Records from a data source
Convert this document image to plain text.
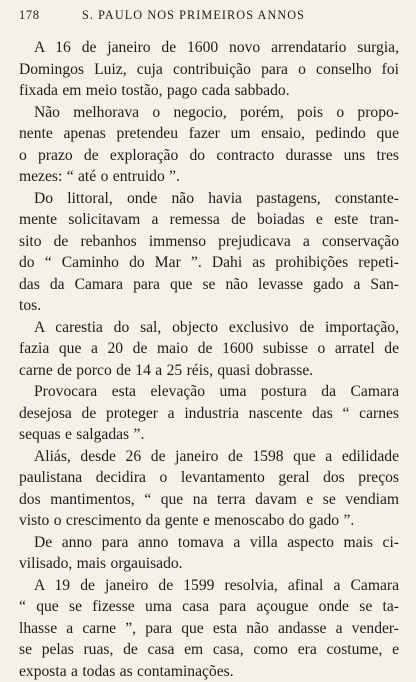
178	S. PAULO NOS PRIMEIROS ANNOS
A 16 de janeiro de 1600 novo arrendatario surgia,
Domingos Luiz, cuja contribuição para o conselho foi
fixada em meio tostão, pago cada sabbado.
Não melhorava o negocio, porém, pois o propo-
nente apenas pretendeu fazer um ensaio, pedindo que
o prazo de exploração do contracto durasse uns tres
mezes: “ até o entruido ”.
Do littoral, onde não havia pastagens, constante-
mente solicitavam a remessa de boiadas e este tran-
sito de rebanhos immenso prejudicava a conservação
do “ Caminho do Mar ”. Dahi as prohibições repeti-
das da Camara para que se não levasse gado a San-
tos.
A carestia do sal, objecto exclusivo de importação,
fazia que a 20 de maio de 1600 subisse o arratel de
carne de porco de 14 a 25 réis, quasi dobrasse.
Provocara esta elevação uma postura da Camara
desejosa de proteger a industria nascente das “ carnes
sequas e salgadas ”.
Aliás, desde 26 de janeiro de 1598 que a edilidade
paulistana decidira o levantamento geral dos preços
dos mantimentos, “ que na terra davam e se vendiam
visto o crescimento da gente e menoscabo do gado ”.
De anno para anno tomava a villa aspecto mais ci-
vilisado, mais orgauisado.
A 19 de janeiro de 1599 resolvia, afinal a Camara
“ que se fizesse uma casa para açougue onde se ta-
lhasse a carne ”, para que esta não andasse a vender-
se pelas ruas, de casa em casa, como era costume, e
exposta a todas as contaminações.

STATED EXERCISE:
Write out each entry exactly as given, omitting any picture.

RESPONSE TO THIS TASK:
Convert this document image to plain text.
178	S. PAULO NOS PRIMEIROS ANNOS
A 16 de janeiro de 1600 novo arrendatario surgia,
Domingos Luiz, cuja contribuição para o conselho foi
fixada em meio tostão, pago cada sabbado.
Não melhorava o negocio, porém, pois o propo-
nente apenas pretendeu fazer um ensaio, pedindo que
o prazo de exploração do contracto durasse uns tres
mezes: “ até o entruido ”.
Do littoral, onde não havia pastagens, constante-
mente solicitavam a remessa de boiadas e este tran-
sito de rebanhos immenso prejudicava a conservação
do “ Caminho do Mar ”. Dahi as prohibições repeti-
das da Camara para que se não levasse gado a San-
tos.
A carestia do sal, objecto exclusivo de importação,
fazia que a 20 de maio de 1600 subisse o arratel de
carne de porco de 14 a 25 réis, quasi dobrasse.
Provocara esta elevação uma postura da Camara
desejosa de proteger a industria nascente das “ carnes
sequas e salgadas ”.
Aliás, desde 26 de janeiro de 1598 que a edilidade
paulistana decidira o levantamento geral dos preços
dos mantimentos, “ que na terra davam e se vendiam
visto o crescimento da gente e menoscabo do gado ”.
De anno para anno tomava a villa aspecto mais ci-
vilisado, mais orgauisado.
A 19 de janeiro de 1599 resolvia, afinal a Camara
“ que se fizesse uma casa para açougue onde se ta-
lhasse a carne ”, para que esta não andasse a vender-
se pelas ruas, de casa em casa, como era costume, e
exposta a todas as contaminações.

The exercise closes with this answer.